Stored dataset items

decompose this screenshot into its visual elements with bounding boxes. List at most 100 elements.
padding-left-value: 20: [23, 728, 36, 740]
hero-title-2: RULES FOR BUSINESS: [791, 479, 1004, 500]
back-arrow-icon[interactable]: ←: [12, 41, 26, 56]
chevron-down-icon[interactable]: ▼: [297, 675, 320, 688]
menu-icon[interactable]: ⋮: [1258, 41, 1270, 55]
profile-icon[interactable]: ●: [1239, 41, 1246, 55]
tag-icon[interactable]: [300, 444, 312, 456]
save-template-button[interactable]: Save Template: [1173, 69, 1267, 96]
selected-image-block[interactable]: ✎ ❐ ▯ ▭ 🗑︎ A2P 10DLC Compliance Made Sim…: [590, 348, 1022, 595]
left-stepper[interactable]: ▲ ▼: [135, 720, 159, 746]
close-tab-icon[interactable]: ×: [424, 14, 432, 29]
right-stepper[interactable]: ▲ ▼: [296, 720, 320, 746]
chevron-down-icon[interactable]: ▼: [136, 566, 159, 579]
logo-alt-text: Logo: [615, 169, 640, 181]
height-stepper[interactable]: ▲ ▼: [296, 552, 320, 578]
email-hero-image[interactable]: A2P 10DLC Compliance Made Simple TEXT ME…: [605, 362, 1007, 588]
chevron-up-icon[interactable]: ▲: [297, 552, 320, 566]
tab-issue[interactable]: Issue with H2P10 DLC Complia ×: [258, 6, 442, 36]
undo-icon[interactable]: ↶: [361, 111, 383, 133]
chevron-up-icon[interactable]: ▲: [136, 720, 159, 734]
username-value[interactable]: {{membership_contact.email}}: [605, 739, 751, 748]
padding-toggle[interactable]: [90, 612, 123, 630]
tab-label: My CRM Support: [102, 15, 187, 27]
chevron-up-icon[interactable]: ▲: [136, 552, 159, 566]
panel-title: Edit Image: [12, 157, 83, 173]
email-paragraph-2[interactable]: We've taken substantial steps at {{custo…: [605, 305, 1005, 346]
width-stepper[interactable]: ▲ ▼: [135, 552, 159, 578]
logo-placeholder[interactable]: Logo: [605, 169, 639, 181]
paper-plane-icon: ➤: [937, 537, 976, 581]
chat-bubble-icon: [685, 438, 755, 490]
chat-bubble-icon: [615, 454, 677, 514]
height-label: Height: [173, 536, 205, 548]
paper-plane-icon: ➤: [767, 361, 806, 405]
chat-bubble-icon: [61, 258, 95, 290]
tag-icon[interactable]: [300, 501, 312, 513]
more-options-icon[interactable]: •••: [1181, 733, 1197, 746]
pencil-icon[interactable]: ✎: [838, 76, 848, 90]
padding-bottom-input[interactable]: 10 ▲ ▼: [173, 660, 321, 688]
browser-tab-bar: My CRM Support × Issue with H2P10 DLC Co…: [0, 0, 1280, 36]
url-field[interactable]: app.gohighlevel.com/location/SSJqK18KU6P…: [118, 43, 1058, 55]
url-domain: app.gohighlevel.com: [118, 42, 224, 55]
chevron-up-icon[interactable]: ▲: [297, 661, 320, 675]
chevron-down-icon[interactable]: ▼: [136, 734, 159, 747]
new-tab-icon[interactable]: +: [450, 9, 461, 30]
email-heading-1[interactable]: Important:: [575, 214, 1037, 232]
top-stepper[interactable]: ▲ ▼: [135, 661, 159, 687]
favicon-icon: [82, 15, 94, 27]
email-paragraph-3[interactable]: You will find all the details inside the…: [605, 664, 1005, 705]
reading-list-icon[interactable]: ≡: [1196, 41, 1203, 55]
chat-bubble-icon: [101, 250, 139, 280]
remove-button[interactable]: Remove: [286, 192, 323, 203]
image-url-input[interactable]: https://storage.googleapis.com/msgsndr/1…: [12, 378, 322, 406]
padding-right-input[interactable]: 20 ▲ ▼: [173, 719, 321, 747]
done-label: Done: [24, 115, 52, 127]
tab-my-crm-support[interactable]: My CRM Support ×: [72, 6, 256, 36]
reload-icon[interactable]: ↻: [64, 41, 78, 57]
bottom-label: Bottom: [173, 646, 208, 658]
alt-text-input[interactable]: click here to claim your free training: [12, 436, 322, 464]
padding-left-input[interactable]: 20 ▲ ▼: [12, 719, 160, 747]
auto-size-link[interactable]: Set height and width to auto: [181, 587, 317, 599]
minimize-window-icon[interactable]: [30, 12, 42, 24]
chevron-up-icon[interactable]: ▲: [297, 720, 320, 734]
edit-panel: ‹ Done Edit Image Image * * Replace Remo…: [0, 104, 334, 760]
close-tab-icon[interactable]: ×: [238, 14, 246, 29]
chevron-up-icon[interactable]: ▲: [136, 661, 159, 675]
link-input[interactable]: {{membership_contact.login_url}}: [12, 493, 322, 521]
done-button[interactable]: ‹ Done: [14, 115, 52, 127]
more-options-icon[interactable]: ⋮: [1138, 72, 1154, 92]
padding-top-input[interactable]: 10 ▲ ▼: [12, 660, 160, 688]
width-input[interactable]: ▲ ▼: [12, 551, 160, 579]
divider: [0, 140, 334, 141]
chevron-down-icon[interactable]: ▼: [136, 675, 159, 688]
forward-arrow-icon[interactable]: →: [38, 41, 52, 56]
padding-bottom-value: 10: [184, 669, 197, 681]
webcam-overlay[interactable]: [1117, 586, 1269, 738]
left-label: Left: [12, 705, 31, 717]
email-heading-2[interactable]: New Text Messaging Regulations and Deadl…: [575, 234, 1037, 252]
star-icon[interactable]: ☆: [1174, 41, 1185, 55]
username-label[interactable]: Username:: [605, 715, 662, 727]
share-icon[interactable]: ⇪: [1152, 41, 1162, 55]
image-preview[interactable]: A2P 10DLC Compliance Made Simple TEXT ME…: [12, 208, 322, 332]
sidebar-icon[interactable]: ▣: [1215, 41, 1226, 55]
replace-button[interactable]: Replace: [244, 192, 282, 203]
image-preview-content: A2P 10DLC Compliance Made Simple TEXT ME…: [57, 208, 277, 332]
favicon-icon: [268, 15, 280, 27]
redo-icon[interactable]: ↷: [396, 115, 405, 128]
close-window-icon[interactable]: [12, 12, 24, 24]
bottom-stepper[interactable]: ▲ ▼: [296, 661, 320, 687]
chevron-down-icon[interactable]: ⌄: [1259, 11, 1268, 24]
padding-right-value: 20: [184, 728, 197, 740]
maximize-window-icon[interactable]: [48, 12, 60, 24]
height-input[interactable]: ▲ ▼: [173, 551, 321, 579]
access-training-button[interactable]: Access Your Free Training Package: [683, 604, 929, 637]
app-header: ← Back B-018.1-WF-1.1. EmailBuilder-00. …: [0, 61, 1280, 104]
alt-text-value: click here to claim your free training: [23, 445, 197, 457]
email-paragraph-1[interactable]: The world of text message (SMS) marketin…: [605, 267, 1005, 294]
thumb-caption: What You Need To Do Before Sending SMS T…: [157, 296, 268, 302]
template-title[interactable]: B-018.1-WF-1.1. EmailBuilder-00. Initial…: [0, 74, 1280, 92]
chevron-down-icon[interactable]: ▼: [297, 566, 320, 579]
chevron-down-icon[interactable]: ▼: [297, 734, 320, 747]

(Work instructions)
Reproduce the material above in full, replacing "chat-bubble-icon" with "speech-bubble-icon" every time it appears and leaving everything else untouched.

(Full output)
decompose this screenshot into its visual elements with bounding boxes. List at most 100 elements.
padding-left-value: 20: [23, 728, 36, 740]
hero-title-2: RULES FOR BUSINESS: [791, 479, 1004, 500]
back-arrow-icon[interactable]: ←: [12, 41, 26, 56]
chevron-down-icon[interactable]: ▼: [297, 675, 320, 688]
menu-icon[interactable]: ⋮: [1258, 41, 1270, 55]
profile-icon[interactable]: ●: [1239, 41, 1246, 55]
tag-icon[interactable]: [300, 444, 312, 456]
save-template-button[interactable]: Save Template: [1173, 69, 1267, 96]
selected-image-block[interactable]: ✎ ❐ ▯ ▭ 🗑︎ A2P 10DLC Compliance Made Sim…: [590, 348, 1022, 595]
left-stepper[interactable]: ▲ ▼: [135, 720, 159, 746]
close-tab-icon[interactable]: ×: [424, 14, 432, 29]
right-stepper[interactable]: ▲ ▼: [296, 720, 320, 746]
chevron-down-icon[interactable]: ▼: [136, 566, 159, 579]
logo-alt-text: Logo: [615, 169, 640, 181]
height-stepper[interactable]: ▲ ▼: [296, 552, 320, 578]
email-hero-image[interactable]: A2P 10DLC Compliance Made Simple TEXT ME…: [605, 362, 1007, 588]
chevron-up-icon[interactable]: ▲: [297, 552, 320, 566]
tab-issue[interactable]: Issue with H2P10 DLC Complia ×: [258, 6, 442, 36]
undo-icon[interactable]: ↶: [361, 111, 383, 133]
chevron-up-icon[interactable]: ▲: [136, 720, 159, 734]
username-value[interactable]: {{membership_contact.email}}: [605, 739, 751, 748]
padding-toggle[interactable]: [90, 612, 123, 630]
tab-label: My CRM Support: [102, 15, 187, 27]
chevron-up-icon[interactable]: ▲: [136, 552, 159, 566]
panel-title: Edit Image: [12, 157, 83, 173]
email-paragraph-2[interactable]: We've taken substantial steps at {{custo…: [605, 305, 1005, 346]
width-stepper[interactable]: ▲ ▼: [135, 552, 159, 578]
logo-placeholder[interactable]: Logo: [605, 169, 639, 181]
paper-plane-icon: ➤: [937, 537, 976, 581]
speech-bubble-icon: [685, 438, 755, 490]
speech-bubble-icon: [615, 454, 677, 514]
height-label: Height: [173, 536, 205, 548]
paper-plane-icon: ➤: [767, 361, 806, 405]
speech-bubble-icon: [61, 258, 95, 290]
tag-icon[interactable]: [300, 501, 312, 513]
more-options-icon[interactable]: •••: [1181, 733, 1197, 746]
pencil-icon[interactable]: ✎: [838, 76, 848, 90]
padding-bottom-input[interactable]: 10 ▲ ▼: [173, 660, 321, 688]
browser-tab-bar: My CRM Support × Issue with H2P10 DLC Co…: [0, 0, 1280, 36]
url-field[interactable]: app.gohighlevel.com/location/SSJqK18KU6P…: [118, 43, 1058, 55]
url-domain: app.gohighlevel.com: [118, 42, 224, 55]
chevron-up-icon[interactable]: ▲: [297, 661, 320, 675]
chevron-down-icon[interactable]: ▼: [136, 734, 159, 747]
new-tab-icon[interactable]: +: [450, 9, 461, 30]
email-heading-1[interactable]: Important:: [575, 214, 1037, 232]
top-stepper[interactable]: ▲ ▼: [135, 661, 159, 687]
favicon-icon: [82, 15, 94, 27]
email-paragraph-3[interactable]: You will find all the details inside the…: [605, 664, 1005, 705]
reading-list-icon[interactable]: ≡: [1196, 41, 1203, 55]
speech-bubble-icon: [101, 250, 139, 280]
remove-button[interactable]: Remove: [286, 192, 323, 203]
image-url-input[interactable]: https://storage.googleapis.com/msgsndr/1…: [12, 378, 322, 406]
padding-right-input[interactable]: 20 ▲ ▼: [173, 719, 321, 747]
done-label: Done: [24, 115, 52, 127]
tab-my-crm-support[interactable]: My CRM Support ×: [72, 6, 256, 36]
reload-icon[interactable]: ↻: [64, 41, 78, 57]
bottom-label: Bottom: [173, 646, 208, 658]
alt-text-input[interactable]: click here to claim your free training: [12, 436, 322, 464]
padding-left-input[interactable]: 20 ▲ ▼: [12, 719, 160, 747]
auto-size-link[interactable]: Set height and width to auto: [181, 587, 317, 599]
minimize-window-icon[interactable]: [30, 12, 42, 24]
chevron-up-icon[interactable]: ▲: [297, 720, 320, 734]
edit-panel: ‹ Done Edit Image Image * * Replace Remo…: [0, 104, 334, 760]
close-tab-icon[interactable]: ×: [238, 14, 246, 29]
chevron-up-icon[interactable]: ▲: [136, 661, 159, 675]
link-input[interactable]: {{membership_contact.login_url}}: [12, 493, 322, 521]
done-button[interactable]: ‹ Done: [14, 115, 52, 127]
more-options-icon[interactable]: ⋮: [1138, 72, 1154, 92]
padding-top-input[interactable]: 10 ▲ ▼: [12, 660, 160, 688]
width-input[interactable]: ▲ ▼: [12, 551, 160, 579]
divider: [0, 140, 334, 141]
chevron-down-icon[interactable]: ▼: [136, 675, 159, 688]
forward-arrow-icon[interactable]: →: [38, 41, 52, 56]
padding-bottom-value: 10: [184, 669, 197, 681]
webcam-overlay[interactable]: [1117, 586, 1269, 738]
left-label: Left: [12, 705, 31, 717]
email-heading-2[interactable]: New Text Messaging Regulations and Deadl…: [575, 234, 1037, 252]
star-icon[interactable]: ☆: [1174, 41, 1185, 55]
username-label[interactable]: Username:: [605, 715, 662, 727]
share-icon[interactable]: ⇪: [1152, 41, 1162, 55]
image-preview[interactable]: A2P 10DLC Compliance Made Simple TEXT ME…: [12, 208, 322, 332]
sidebar-icon[interactable]: ▣: [1215, 41, 1226, 55]
replace-button[interactable]: Replace: [244, 192, 282, 203]
image-preview-content: A2P 10DLC Compliance Made Simple TEXT ME…: [57, 208, 277, 332]
favicon-icon: [268, 15, 280, 27]
redo-icon[interactable]: ↷: [396, 115, 405, 128]
close-window-icon[interactable]: [12, 12, 24, 24]
bottom-stepper[interactable]: ▲ ▼: [296, 661, 320, 687]
chevron-down-icon[interactable]: ⌄: [1259, 11, 1268, 24]
padding-right-value: 20: [184, 728, 197, 740]
maximize-window-icon[interactable]: [48, 12, 60, 24]
height-input[interactable]: ▲ ▼: [173, 551, 321, 579]
access-training-button[interactable]: Access Your Free Training Package: [683, 604, 929, 637]
app-header: ← Back B-018.1-WF-1.1. EmailBuilder-00. …: [0, 61, 1280, 104]
alt-text-value: click here to claim your free training: [23, 445, 197, 457]
email-paragraph-1[interactable]: The world of text message (SMS) marketin…: [605, 267, 1005, 294]
thumb-caption: What You Need To Do Before Sending SMS T…: [157, 296, 268, 302]
template-title[interactable]: B-018.1-WF-1.1. EmailBuilder-00. Initial…: [0, 74, 1280, 92]
chevron-down-icon[interactable]: ▼: [297, 566, 320, 579]
chevron-down-icon[interactable]: ▼: [297, 734, 320, 747]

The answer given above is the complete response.